** Document **

With just a few months to go before the Lifetime Allowance (LTA) is abolished from the pension tax rules, we now have the full draft rules of how the new regime will work.

Back in last year’s Spring Budget the Chancellor announced the intention to remove the LTA from April 2024, and since then we have had various drafts of legislations amending and creating new rules. Broadly speaking, under the new rules pensions from next tax year will only be tested against a limit when they are paid as a lump sum. The new Lump Sum Allowance (LSA) will cap tax-free cash from pensions paid during someone’s lifetime and the Lump Sum and Death Benefit Allowance (LSDBA) will limit tax-free lump sum payments following a member’s death. But there will be no limits where funds are designated to provide an income, be that in the member’s lifetime or on their death if the beneficiaries receive an income from their share, rather than a lump sum.

One of the unknowns before the latest draft Finance Bill was how the previous rules will interact with the new. This is particularly relevant for clients holding uncrystallised funds on 6 April 2024 having also taken benefits in some form before that point using up a percentage of LTA under the old system. There will be a set of transitional provisions for pre-24 benefits, in which the available amount of LSA and LSDBA under the new system will be reduced based on the LTA previously used.

The LSA will be reduced by 25% of the LTA used. (However, where someone has used 100% of their LTA before 6 April 2024, their LSA will be nil).

For example, if 50% of the LTA has been used, the amount of LSA will be reduced by 12.5% (25% of 50%) of £1,073,100, i.e. £134,137.50. So available LSA reduces from £268,275 to £134,137.50.

For the LSDBA you deduct:

  • 100% of the LTA used for serious ill health lump sums (SIHLS);
  • 100% of the lump sum death benefits in relation to a member who died before age 75; and
  • 25% of the LTA used.

In the majority of cases where no SIHLS or death benefit lump sums have already been paid, the reduction for the LSDBA will be the same as for the LSA. So, using the previous 50% example the LSDBA would also be reduced by £134,137.50 leaving £938,962.50.

** What you will do **
Continue the article on the Lifetime Allowance changes from the point where it stops. The lines that come next have no connection to the article on the Lifetime Allowance changes.

** Data excerpt **

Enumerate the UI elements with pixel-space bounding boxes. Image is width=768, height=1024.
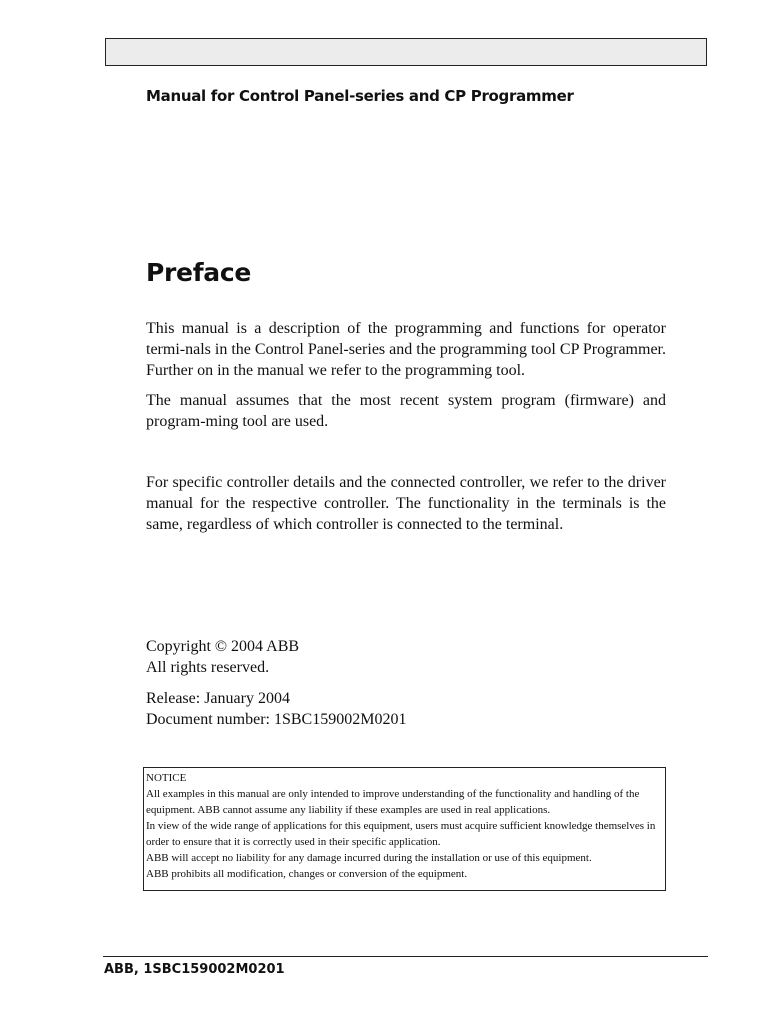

** Answer to the exercise **
Again, if 100% of the LTA has been used before 6 April 2024, their LSDBA will be zero.

This reduction calculation will take place the first time a client takes benefits on or after 6 April 2024.

This calculation assumes that the individual will have taken 25% of their funds as a pension commencement lump sum (PCLS) or tax-free cash when previously accessing the pension, which might not have always been the case. The new rules contain a provision for an alternative calculation to be applied to individuals who withdrew less than 25% as tax-free cash when their benefits commenced. If they can provide evidence of the specific amount of tax-free cash taken, or confirm that none was taken, they have the option to request a 'transitional tax-free amount certificate.' This certificate will display the amount to be subtracted from their allowances, as opposed to the standard deduction of 25% of the percentage of LTA used.

This could be especially advantageous for clients who chose not to commute any portion of their defined benefit (DB) pension for a lump sum. For example, if a client took no lump sum from their DB scheme but used 50% of their LTA, the standard transitional calculation would reduce their LSA by 12.5%, but with the alternative calculation there would be no reduction in the LSA.

However, it’s important to note that the certificate only increases the amount of allowance. To be able to take additional PCLS, there must still be sufficient funds used to provide an income. The maximum PCLS amount is capped at one-third of the fund used for income provision.

Pension schemes still need clarification on the practical aspects of collecting and substantiating historical information, as well as the responsibilities that providers will bear in issuing certificates. It may be possible for providers to decline; the circumstances under which this is permissible remain uncertain. HMRC will need to provide further guidance to offer additional insights into the evidence-gathering process.

With the imminent abolition of the LTA in the new tax year, understanding the nuances of the new regime is crucial. The draft rules clarify that only lump sum payments will be tested in the future. The interaction between old and new rules is a key consideration, especially for those with both crystalised and uncrystallised funds in April 2024.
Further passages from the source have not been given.